- [Given problem]
Repeat the data that follows, word for word, without the images.

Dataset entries
· · ·

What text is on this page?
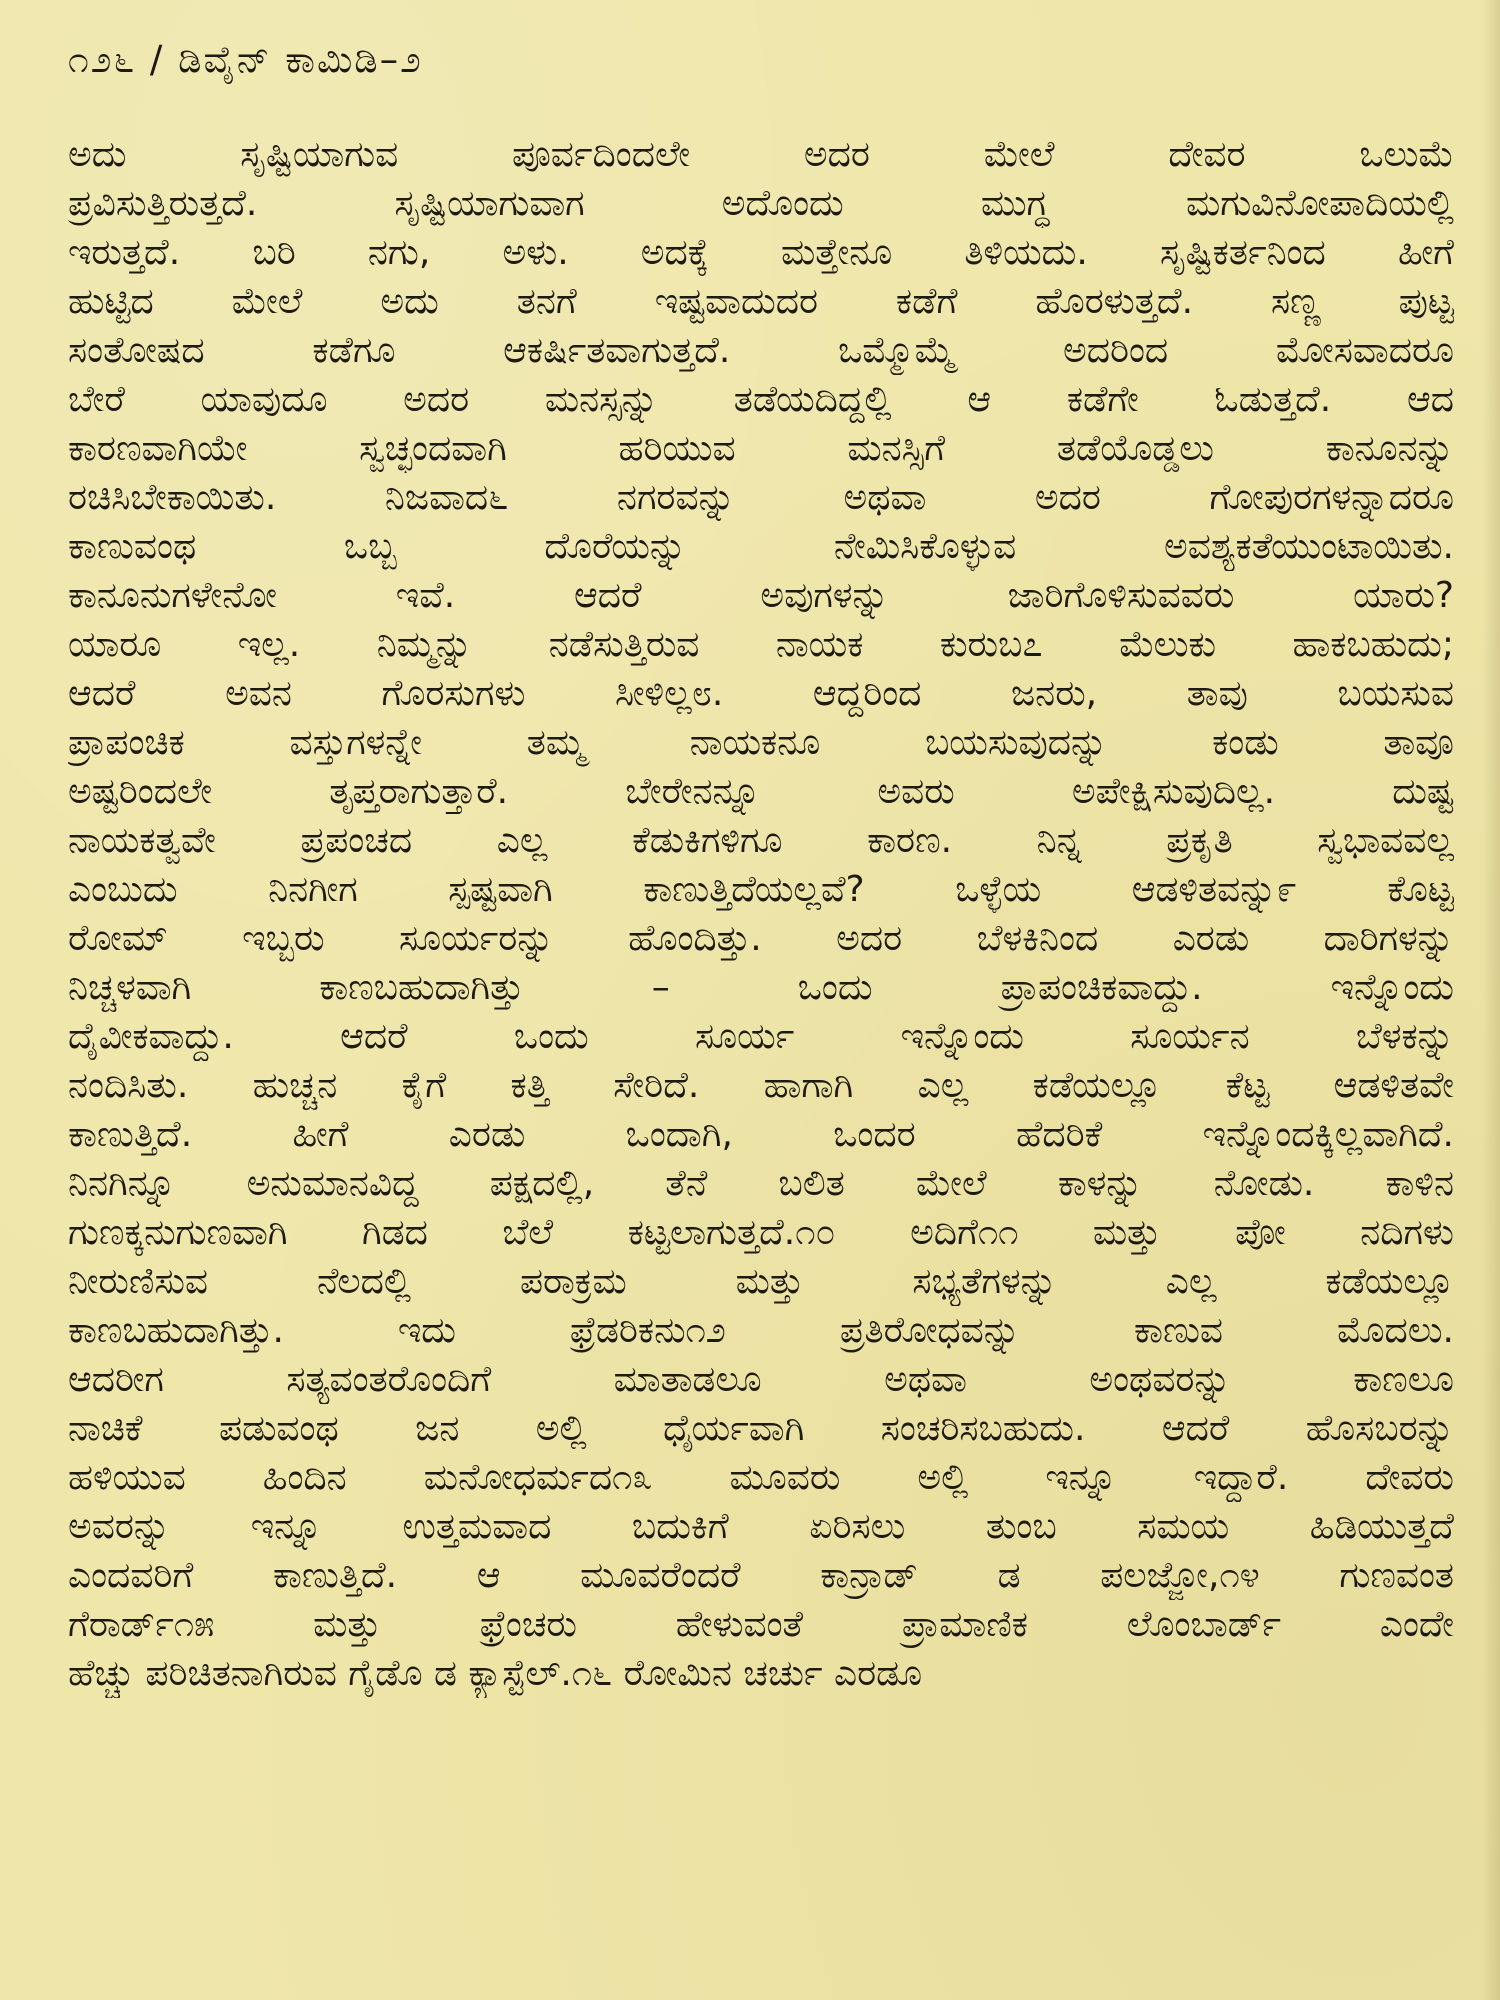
೧೨೬ / ಡಿವೈನ್ ಕಾಮಿಡಿ–೨
ಅದು ಸೃಷ್ಟಿಯಾಗುವ ಪೂರ್ವದಿಂದಲೇ ಅದರ ಮೇಲೆ ದೇವರ ಒಲುಮೆ
ಪ್ರವಿಸುತ್ತಿರುತ್ತದೆ. ಸೃಷ್ಟಿಯಾಗುವಾಗ ಅದೊಂದು ಮುಗ್ಧ ಮಗುವಿನೋಪಾದಿಯಲ್ಲಿ
ಇರುತ್ತದೆ. ಬರಿ ನಗು, ಅಳು. ಅದಕ್ಕೆ ಮತ್ತೇನೂ ತಿಳಿಯದು. ಸೃಷ್ಟಿಕರ್ತನಿಂದ ಹೀಗೆ
ಹುಟ್ಟಿದ ಮೇಲೆ ಅದು ತನಗೆ ಇಷ್ಟವಾದುದರ ಕಡೆಗೆ ಹೊರಳುತ್ತದೆ. ಸಣ್ಣ ಪುಟ್ಟ
ಸಂತೋಷದ ಕಡೆಗೂ ಆಕರ್ಷಿತವಾಗುತ್ತದೆ. ಒಮ್ಮೊಮ್ಮೆ ಅದರಿಂದ ಮೋಸವಾದರೂ
ಬೇರೆ ಯಾವುದೂ ಅದರ ಮನಸ್ಸನ್ನು ತಡೆಯದಿದ್ದಲ್ಲಿ ಆ ಕಡೆಗೇ ಓಡುತ್ತದೆ. ಆದ
ಕಾರಣವಾಗಿಯೇ ಸ್ವಚ್ಛಂದವಾಗಿ ಹರಿಯುವ ಮನಸ್ಸಿಗೆ ತಡೆಯೊಡ್ಡಲು ಕಾನೂನನ್ನು
ರಚಿಸಿಬೇಕಾಯಿತು. ನಿಜವಾದ೬ ನಗರವನ್ನು ಅಥವಾ ಅದರ ಗೋಪುರಗಳನ್ನಾದರೂ
ಕಾಣುವಂಥ ಒಬ್ಬ ದೊರೆಯನ್ನು ನೇಮಿಸಿಕೊಳ್ಳುವ ಅವಶ್ಯಕತೆಯುಂಟಾಯಿತು.
ಕಾನೂನುಗಳೇನೋ ಇವೆ. ಆದರೆ ಅವುಗಳನ್ನು ಜಾರಿಗೊಳಿಸುವವರು ಯಾರು?
ಯಾರೂ ಇಲ್ಲ. ನಿಮ್ಮನ್ನು ನಡೆಸುತ್ತಿರುವ ನಾಯಕ ಕುರುಬ೭ ಮೆಲುಕು ಹಾಕಬಹುದು;
ಆದರೆ ಅವನ ಗೊರಸುಗಳು ಸೀಳಿಲ್ಲ೮. ಆದ್ದರಿಂದ ಜನರು, ತಾವು ಬಯಸುವ
ಪ್ರಾಪಂಚಿಕ ವಸ್ತುಗಳನ್ನೇ ತಮ್ಮ ನಾಯಕನೂ ಬಯಸುವುದನ್ನು ಕಂಡು ತಾವೂ
ಅಷ್ಟರಿಂದಲೇ ತೃಪ್ತರಾಗುತ್ತಾರೆ. ಬೇರೇನನ್ನೂ ಅವರು ಅಪೇಕ್ಷಿಸುವುದಿಲ್ಲ. ದುಷ್ಟ
ನಾಯಕತ್ವವೇ ಪ್ರಪಂಚದ ಎಲ್ಲ ಕೆಡುಕಿಗಳಿಗೂ ಕಾರಣ. ನಿನ್ನ ಪ್ರಕೃತಿ ಸ್ವಭಾವವಲ್ಲ
ಎಂಬುದು ನಿನಗೀಗ ಸ್ಪಷ್ಟವಾಗಿ ಕಾಣುತ್ತಿದೆಯಲ್ಲವೆ? ಒಳ್ಳೆಯ ಆಡಳಿತವನ್ನು೯ ಕೊಟ್ಟ
ರೋಮ್ ಇಬ್ಬರು ಸೂರ್ಯರನ್ನು ಹೊಂದಿತ್ತು. ಅದರ ಬೆಳಕಿನಿಂದ ಎರಡು ದಾರಿಗಳನ್ನು
ನಿಚ್ಚಳವಾಗಿ ಕಾಣಬಹುದಾಗಿತ್ತು – ಒಂದು ಪ್ರಾಪಂಚಿಕವಾದ್ದು. ಇನ್ನೊಂದು
ದೈವೀಕವಾದ್ದು. ಆದರೆ ಒಂದು ಸೂರ್ಯ ಇನ್ನೊಂದು ಸೂರ್ಯನ ಬೆಳಕನ್ನು
ನಂದಿಸಿತು. ಹುಚ್ಚನ ಕೈಗೆ ಕತ್ತಿ ಸೇರಿದೆ. ಹಾಗಾಗಿ ಎಲ್ಲ ಕಡೆಯಲ್ಲೂ ಕೆಟ್ಟ ಆಡಳಿತವೇ
ಕಾಣುತ್ತಿದೆ. ಹೀಗೆ ಎರಡು ಒಂದಾಗಿ, ಒಂದರ ಹೆದರಿಕೆ ಇನ್ನೊಂದಕ್ಕಿಲ್ಲವಾಗಿದೆ.
ನಿನಗಿನ್ನೂ ಅನುಮಾನವಿದ್ದ ಪಕ್ಷದಲ್ಲಿ, ತೆನೆ ಬಲಿತ ಮೇಲೆ ಕಾಳನ್ನು ನೋಡು. ಕಾಳಿನ
ಗುಣಕ್ಕನುಗುಣವಾಗಿ ಗಿಡದ ಬೆಲೆ ಕಟ್ಟಲಾಗುತ್ತದೆ.೧೦ ಅದಿಗೆ೧೧ ಮತ್ತು ಪೋ ನದಿಗಳು
ನೀರುಣಿಸುವ ನೆಲದಲ್ಲಿ ಪರಾಕ್ರಮ ಮತ್ತು ಸಭ್ಯತೆಗಳನ್ನು ಎಲ್ಲ ಕಡೆಯಲ್ಲೂ
ಕಾಣಬಹುದಾಗಿತ್ತು. ಇದು ಫ್ರೆಡರಿಕನು೧೨ ಪ್ರತಿರೋಧವನ್ನು ಕಾಣುವ ಮೊದಲು.
ಆದರೀಗ ಸತ್ಯವಂತರೊಂದಿಗೆ ಮಾತಾಡಲೂ ಅಥವಾ ಅಂಥವರನ್ನು ಕಾಣಲೂ
ನಾಚಿಕೆ ಪಡುವಂಥ ಜನ ಅಲ್ಲಿ ಧೈರ್ಯವಾಗಿ ಸಂಚರಿಸಬಹುದು. ಆದರೆ ಹೊಸಬರನ್ನು
ಹಳಿಯುವ ಹಿಂದಿನ ಮನೋಧರ್ಮದ೧೩ ಮೂವರು ಅಲ್ಲಿ ಇನ್ನೂ ಇದ್ದಾರೆ. ದೇವರು
ಅವರನ್ನು ಇನ್ನೂ ಉತ್ತಮವಾದ ಬದುಕಿಗೆ ಏರಿಸಲು ತುಂಬ ಸಮಯ ಹಿಡಿಯುತ್ತದೆ
ಎಂದವರಿಗೆ ಕಾಣುತ್ತಿದೆ. ಆ ಮೂವರೆಂದರೆ ಕಾನ್ರಾಡ್ ಡ ಪಲಜ್ಜೋ,೧೪ ಗುಣವಂತ
ಗೆರಾರ್ಡ್೧೫ ಮತ್ತು ಫ್ರೆಂಚರು ಹೇಳುವಂತೆ ಪ್ರಾಮಾಣಿಕ ಲೊಂಬಾರ್ಡ್ ಎಂದೇ
ಹೆಚ್ಚು ಪರಿಚಿತನಾಗಿರುವ ಗೈಡೊ ಡ ಕ್ಯಾಸ್ಟೆಲ್.೧೬ ರೋಮಿನ ಚರ್ಚು ಎರಡೂ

· · ·

- [Reply to the task]
What text is on this page?
೧೨೬ / ಡಿವೈನ್ ಕಾಮಿಡಿ–೨
ಅದು ಸೃಷ್ಟಿಯಾಗುವ ಪೂರ್ವದಿಂದಲೇ ಅದರ ಮೇಲೆ ದೇವರ ಒಲುಮೆ
ಪ್ರವಿಸುತ್ತಿರುತ್ತದೆ. ಸೃಷ್ಟಿಯಾಗುವಾಗ ಅದೊಂದು ಮುಗ್ಧ ಮಗುವಿನೋಪಾದಿಯಲ್ಲಿ
ಇರುತ್ತದೆ. ಬರಿ ನಗು, ಅಳು. ಅದಕ್ಕೆ ಮತ್ತೇನೂ ತಿಳಿಯದು. ಸೃಷ್ಟಿಕರ್ತನಿಂದ ಹೀಗೆ
ಹುಟ್ಟಿದ ಮೇಲೆ ಅದು ತನಗೆ ಇಷ್ಟವಾದುದರ ಕಡೆಗೆ ಹೊರಳುತ್ತದೆ. ಸಣ್ಣ ಪುಟ್ಟ
ಸಂತೋಷದ ಕಡೆಗೂ ಆಕರ್ಷಿತವಾಗುತ್ತದೆ. ಒಮ್ಮೊಮ್ಮೆ ಅದರಿಂದ ಮೋಸವಾದರೂ
ಬೇರೆ ಯಾವುದೂ ಅದರ ಮನಸ್ಸನ್ನು ತಡೆಯದಿದ್ದಲ್ಲಿ ಆ ಕಡೆಗೇ ಓಡುತ್ತದೆ. ಆದ
ಕಾರಣವಾಗಿಯೇ ಸ್ವಚ್ಛಂದವಾಗಿ ಹರಿಯುವ ಮನಸ್ಸಿಗೆ ತಡೆಯೊಡ್ಡಲು ಕಾನೂನನ್ನು
ರಚಿಸಿಬೇಕಾಯಿತು. ನಿಜವಾದ೬ ನಗರವನ್ನು ಅಥವಾ ಅದರ ಗೋಪುರಗಳನ್ನಾದರೂ
ಕಾಣುವಂಥ ಒಬ್ಬ ದೊರೆಯನ್ನು ನೇಮಿಸಿಕೊಳ್ಳುವ ಅವಶ್ಯಕತೆಯುಂಟಾಯಿತು.
ಕಾನೂನುಗಳೇನೋ ಇವೆ. ಆದರೆ ಅವುಗಳನ್ನು ಜಾರಿಗೊಳಿಸುವವರು ಯಾರು?
ಯಾರೂ ಇಲ್ಲ. ನಿಮ್ಮನ್ನು ನಡೆಸುತ್ತಿರುವ ನಾಯಕ ಕುರುಬ೭ ಮೆಲುಕು ಹಾಕಬಹುದು;
ಆದರೆ ಅವನ ಗೊರಸುಗಳು ಸೀಳಿಲ್ಲ೮. ಆದ್ದರಿಂದ ಜನರು, ತಾವು ಬಯಸುವ
ಪ್ರಾಪಂಚಿಕ ವಸ್ತುಗಳನ್ನೇ ತಮ್ಮ ನಾಯಕನೂ ಬಯಸುವುದನ್ನು ಕಂಡು ತಾವೂ
ಅಷ್ಟರಿಂದಲೇ ತೃಪ್ತರಾಗುತ್ತಾರೆ. ಬೇರೇನನ್ನೂ ಅವರು ಅಪೇಕ್ಷಿಸುವುದಿಲ್ಲ. ದುಷ್ಟ
ನಾಯಕತ್ವವೇ ಪ್ರಪಂಚದ ಎಲ್ಲ ಕೆಡುಕಿಗಳಿಗೂ ಕಾರಣ. ನಿನ್ನ ಪ್ರಕೃತಿ ಸ್ವಭಾವವಲ್ಲ
ಎಂಬುದು ನಿನಗೀಗ ಸ್ಪಷ್ಟವಾಗಿ ಕಾಣುತ್ತಿದೆಯಲ್ಲವೆ? ಒಳ್ಳೆಯ ಆಡಳಿತವನ್ನು೯ ಕೊಟ್ಟ
ರೋಮ್ ಇಬ್ಬರು ಸೂರ್ಯರನ್ನು ಹೊಂದಿತ್ತು. ಅದರ ಬೆಳಕಿನಿಂದ ಎರಡು ದಾರಿಗಳನ್ನು
ನಿಚ್ಚಳವಾಗಿ ಕಾಣಬಹುದಾಗಿತ್ತು – ಒಂದು ಪ್ರಾಪಂಚಿಕವಾದ್ದು. ಇನ್ನೊಂದು
ದೈವೀಕವಾದ್ದು. ಆದರೆ ಒಂದು ಸೂರ್ಯ ಇನ್ನೊಂದು ಸೂರ್ಯನ ಬೆಳಕನ್ನು
ನಂದಿಸಿತು. ಹುಚ್ಚನ ಕೈಗೆ ಕತ್ತಿ ಸೇರಿದೆ. ಹಾಗಾಗಿ ಎಲ್ಲ ಕಡೆಯಲ್ಲೂ ಕೆಟ್ಟ ಆಡಳಿತವೇ
ಕಾಣುತ್ತಿದೆ. ಹೀಗೆ ಎರಡು ಒಂದಾಗಿ, ಒಂದರ ಹೆದರಿಕೆ ಇನ್ನೊಂದಕ್ಕಿಲ್ಲವಾಗಿದೆ.
ನಿನಗಿನ್ನೂ ಅನುಮಾನವಿದ್ದ ಪಕ್ಷದಲ್ಲಿ, ತೆನೆ ಬಲಿತ ಮೇಲೆ ಕಾಳನ್ನು ನೋಡು. ಕಾಳಿನ
ಗುಣಕ್ಕನುಗುಣವಾಗಿ ಗಿಡದ ಬೆಲೆ ಕಟ್ಟಲಾಗುತ್ತದೆ.೧೦ ಅದಿಗೆ೧೧ ಮತ್ತು ಪೋ ನದಿಗಳು
ನೀರುಣಿಸುವ ನೆಲದಲ್ಲಿ ಪರಾಕ್ರಮ ಮತ್ತು ಸಭ್ಯತೆಗಳನ್ನು ಎಲ್ಲ ಕಡೆಯಲ್ಲೂ
ಕಾಣಬಹುದಾಗಿತ್ತು. ಇದು ಫ್ರೆಡರಿಕನು೧೨ ಪ್ರತಿರೋಧವನ್ನು ಕಾಣುವ ಮೊದಲು.
ಆದರೀಗ ಸತ್ಯವಂತರೊಂದಿಗೆ ಮಾತಾಡಲೂ ಅಥವಾ ಅಂಥವರನ್ನು ಕಾಣಲೂ
ನಾಚಿಕೆ ಪಡುವಂಥ ಜನ ಅಲ್ಲಿ ಧೈರ್ಯವಾಗಿ ಸಂಚರಿಸಬಹುದು. ಆದರೆ ಹೊಸಬರನ್ನು
ಹಳಿಯುವ ಹಿಂದಿನ ಮನೋಧರ್ಮದ೧೩ ಮೂವರು ಅಲ್ಲಿ ಇನ್ನೂ ಇದ್ದಾರೆ. ದೇವರು
ಅವರನ್ನು ಇನ್ನೂ ಉತ್ತಮವಾದ ಬದುಕಿಗೆ ಏರಿಸಲು ತುಂಬ ಸಮಯ ಹಿಡಿಯುತ್ತದೆ
ಎಂದವರಿಗೆ ಕಾಣುತ್ತಿದೆ. ಆ ಮೂವರೆಂದರೆ ಕಾನ್ರಾಡ್ ಡ ಪಲಜ್ಜೋ,೧೪ ಗುಣವಂತ
ಗೆರಾರ್ಡ್೧೫ ಮತ್ತು ಫ್ರೆಂಚರು ಹೇಳುವಂತೆ ಪ್ರಾಮಾಣಿಕ ಲೊಂಬಾರ್ಡ್ ಎಂದೇ
ಹೆಚ್ಚು ಪರಿಚಿತನಾಗಿರುವ ಗೈಡೊ ಡ ಕ್ಯಾಸ್ಟೆಲ್.೧೬ ರೋಮಿನ ಚರ್ಚು ಎರಡೂ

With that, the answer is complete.